> _Task objective_
Report, word for word, every line of the material that contains "ЖӘНЕ".

> _Source material_
>>>>

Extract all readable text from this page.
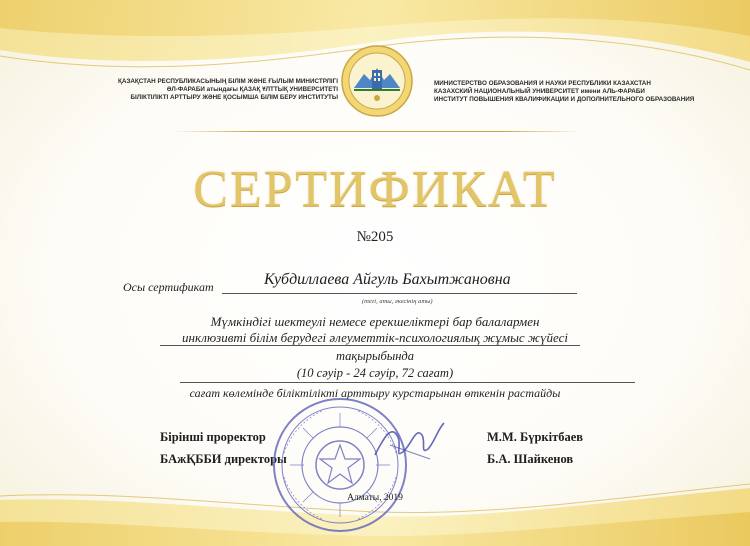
ҚАЗАҚСТАН РЕСПУБЛИКАСЫНЫҢ БІЛІМ ЖӘНЕ ҒЫЛЫМ МИНИСТРЛІГІ
ӘЛ-ФАРАБИ атындағы ҚАЗАҚ ҰЛТТЫҚ УНИВЕРСИТЕТІ
БІЛІКТІЛІКТІ АРТТЫРУ ЖӘНЕ ҚОСЫМША БІЛІМ БЕРУ ИНСТИТУТЫ
МИНИСТЕРСТВО ОБРАЗОВАНИЯ И НАУКИ РЕСПУБЛИКИ КАЗАХСТАН
КАЗАХСКИЙ НАЦИОНАЛЬНЫЙ УНИВЕРСИТЕТ имени АЛЬ-ФАРАБИ
ИНСТИТУТ ПОВЫШЕНИЯ КВАЛИФИКАЦИИ И ДОПОЛНИТЕЛЬНОГО ОБРАЗОВАНИЯ
СЕРТИФИКАТ
№205
Осы сертификат	Кубдиллаева Айгуль Бахытжановна
(тегі, аты, әкесінің аты)
Мүмкіндігі шектеулі немесе ерекшеліктері бар балалармен
инклюзивті білім берудегі әлеуметтік-психологиялық жұмыс жүйесі
тақырыбында
(10 сәуір - 24 сәуір, 72 сағат)
сағат көлемінде біліктілікті арттыру курстарынан өткенін растайды
Бірінші проректор
БАжҚББИ директоры
М.М. Бүркітбаев
Б.А. Шайкенов
Алматы, 2019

<<<<

> _Answer below_
ҚАЗАҚСТАН РЕСПУБЛИКАСЫНЫҢ БІЛІМ ЖӘНЕ ҒЫЛЫМ МИНИСТРЛІГІ
БІЛІКТІЛІКТІ АРТТЫРУ ЖӘНЕ ҚОСЫМША БІЛІМ БЕРУ ИНСТИТУТЫ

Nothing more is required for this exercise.